**Goal of the exercise**
Your task is to transcribe the records exactly, skipping every image.
^^^^^^^^^^^^^^^^
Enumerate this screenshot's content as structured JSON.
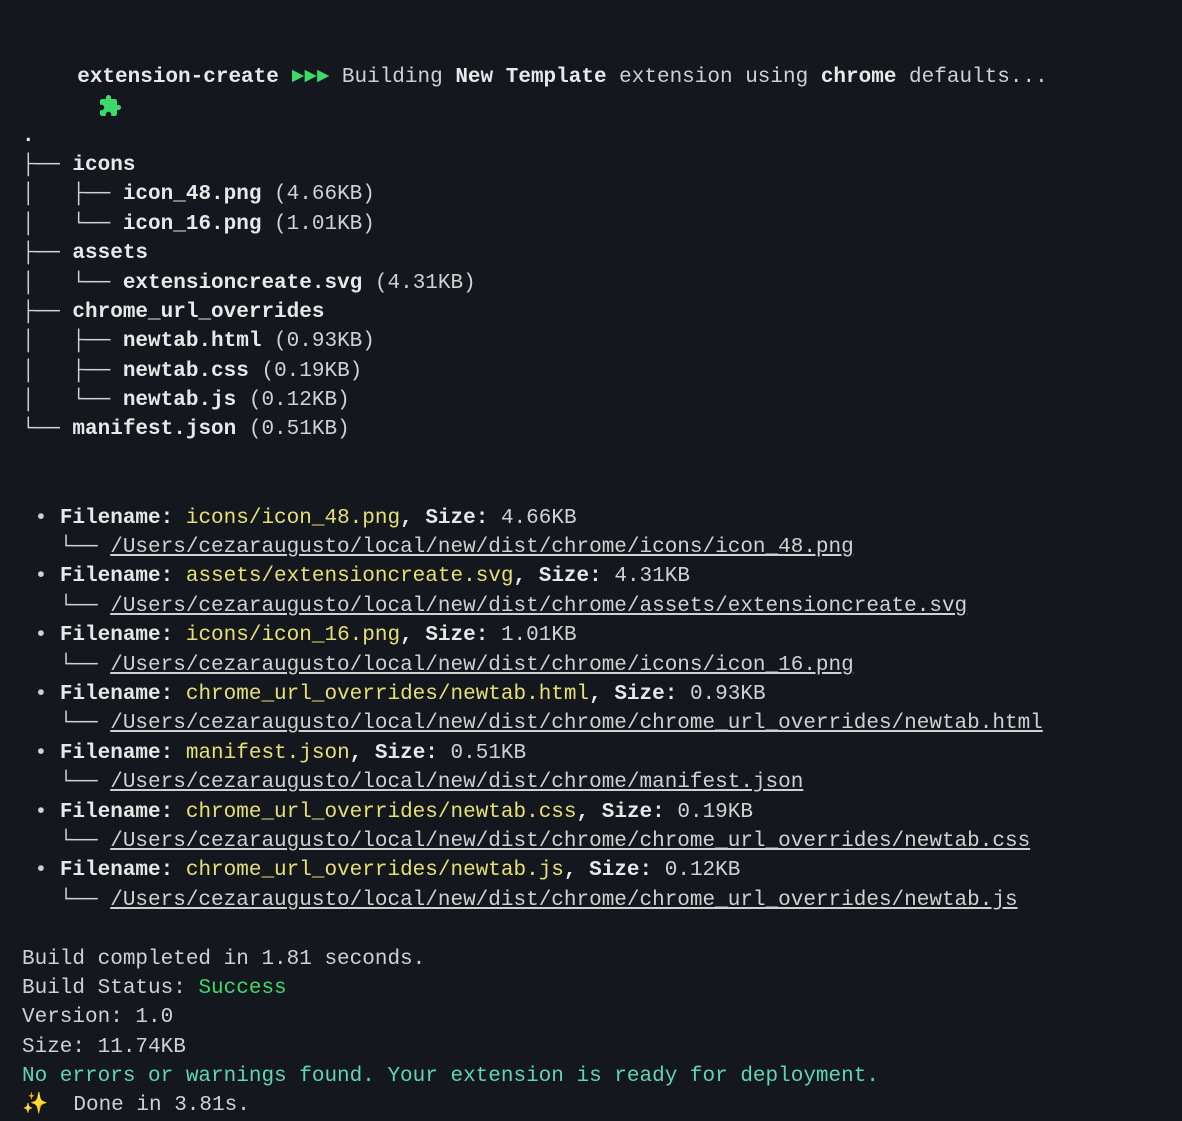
{
  "header": {
    "tool": "extension-create",
    "arrows": "►►►",
    "action": "Building",
    "project": "New Template",
    "middle": "extension using",
    "browser": "chrome",
    "suffix": "defaults..."
  },
  "tree": {
    "root": ".",
    "nodes": [
      {
        "prefix": "├── ",
        "name": "icons",
        "size": ""
      },
      {
        "prefix": "│   ├── ",
        "name": "icon_48.png",
        "size": "(4.66KB)"
      },
      {
        "prefix": "│   └── ",
        "name": "icon_16.png",
        "size": "(1.01KB)"
      },
      {
        "prefix": "├── ",
        "name": "assets",
        "size": ""
      },
      {
        "prefix": "│   └── ",
        "name": "extensioncreate.svg",
        "size": "(4.31KB)"
      },
      {
        "prefix": "├── ",
        "name": "chrome_url_overrides",
        "size": ""
      },
      {
        "prefix": "│   ├── ",
        "name": "newtab.html",
        "size": "(0.93KB)"
      },
      {
        "prefix": "│   ├── ",
        "name": "newtab.css",
        "size": "(0.19KB)"
      },
      {
        "prefix": "│   └── ",
        "name": "newtab.js",
        "size": "(0.12KB)"
      },
      {
        "prefix": "└── ",
        "name": "manifest.json",
        "size": "(0.51KB)"
      }
    ]
  },
  "files": [
    {
      "name": "icons/icon_48.png",
      "size": "4.66KB",
      "path": "/Users/cezaraugusto/local/new/dist/chrome/icons/icon_48.png"
    },
    {
      "name": "assets/extensioncreate.svg",
      "size": "4.31KB",
      "path": "/Users/cezaraugusto/local/new/dist/chrome/assets/extensioncreate.svg"
    },
    {
      "name": "icons/icon_16.png",
      "size": "1.01KB",
      "path": "/Users/cezaraugusto/local/new/dist/chrome/icons/icon_16.png"
    },
    {
      "name": "chrome_url_overrides/newtab.html",
      "size": "0.93KB",
      "path": "/Users/cezaraugusto/local/new/dist/chrome/chrome_url_overrides/newtab.html"
    },
    {
      "name": "manifest.json",
      "size": "0.51KB",
      "path": "/Users/cezaraugusto/local/new/dist/chrome/manifest.json"
    },
    {
      "name": "chrome_url_overrides/newtab.css",
      "size": "0.19KB",
      "path": "/Users/cezaraugusto/local/new/dist/chrome/chrome_url_overrides/newtab.css"
    },
    {
      "name": "chrome_url_overrides/newtab.js",
      "size": "0.12KB",
      "path": "/Users/cezaraugusto/local/new/dist/chrome/chrome_url_overrides/newtab.js"
    }
  ],
  "labels": {
    "filename": "Filename:",
    "size": "Size:",
    "treepath": "   └──"
  },
  "footer": {
    "build_time": "Build completed in 1.81 seconds.",
    "status_label": "Build Status: ",
    "status_value": "Success",
    "version": "Version: 1.0",
    "size": "Size: 11.74KB",
    "ready": "No errors or warnings found. Your extension is ready for deployment.",
    "done": "Done in 3.81s."
  }
}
^^^^^^^^^^^^^^^^
**Written response**
Enumerate this screenshot's content as structured JSON.
{
  "header": {
    "tool": "extension-create",
    "arrows": "►►►",
    "action": "Building",
    "project": "New Template",
    "middle": "extension using",
    "browser": "chrome",
    "suffix": "defaults..."
  },
  "tree": {
    "root": ".",
    "nodes": [
      {
        "prefix": "├── ",
        "name": "icons",
        "size": ""
      },
      {
        "prefix": "│   ├── ",
        "name": "icon_48.png",
        "size": "(4.66KB)"
      },
      {
        "prefix": "│   └── ",
        "name": "icon_16.png",
        "size": "(1.01KB)"
      },
      {
        "prefix": "├── ",
        "name": "assets",
        "size": ""
      },
      {
        "prefix": "│   └── ",
        "name": "extensioncreate.svg",
        "size": "(4.31KB)"
      },
      {
        "prefix": "├── ",
        "name": "chrome_url_overrides",
        "size": ""
      },
      {
        "prefix": "│   ├── ",
        "name": "newtab.html",
        "size": "(0.93KB)"
      },
      {
        "prefix": "│   ├── ",
        "name": "newtab.css",
        "size": "(0.19KB)"
      },
      {
        "prefix": "│   └── ",
        "name": "newtab.js",
        "size": "(0.12KB)"
      },
      {
        "prefix": "└── ",
        "name": "manifest.json",
        "size": "(0.51KB)"
      }
    ]
  },
  "files": [
    {
      "name": "icons/icon_48.png",
      "size": "4.66KB",
      "path": "/Users/cezaraugusto/local/new/dist/chrome/icons/icon_48.png"
    },
    {
      "name": "assets/extensioncreate.svg",
      "size": "4.31KB",
      "path": "/Users/cezaraugusto/local/new/dist/chrome/assets/extensioncreate.svg"
    },
    {
      "name": "icons/icon_16.png",
      "size": "1.01KB",
      "path": "/Users/cezaraugusto/local/new/dist/chrome/icons/icon_16.png"
    },
    {
      "name": "chrome_url_overrides/newtab.html",
      "size": "0.93KB",
      "path": "/Users/cezaraugusto/local/new/dist/chrome/chrome_url_overrides/newtab.html"
    },
    {
      "name": "manifest.json",
      "size": "0.51KB",
      "path": "/Users/cezaraugusto/local/new/dist/chrome/manifest.json"
    },
    {
      "name": "chrome_url_overrides/newtab.css",
      "size": "0.19KB",
      "path": "/Users/cezaraugusto/local/new/dist/chrome/chrome_url_overrides/newtab.css"
    },
    {
      "name": "chrome_url_overrides/newtab.js",
      "size": "0.12KB",
      "path": "/Users/cezaraugusto/local/new/dist/chrome/chrome_url_overrides/newtab.js"
    }
  ],
  "labels": {
    "filename": "Filename:",
    "size": "Size:",
    "treepath": "   └──"
  },
  "footer": {
    "build_time": "Build completed in 1.81 seconds.",
    "status_label": "Build Status: ",
    "status_value": "Success",
    "version": "Version: 1.0",
    "size": "Size: 11.74KB",
    "ready": "No errors or warnings found. Your extension is ready for deployment.",
    "done": "Done in 3.81s."
  }
}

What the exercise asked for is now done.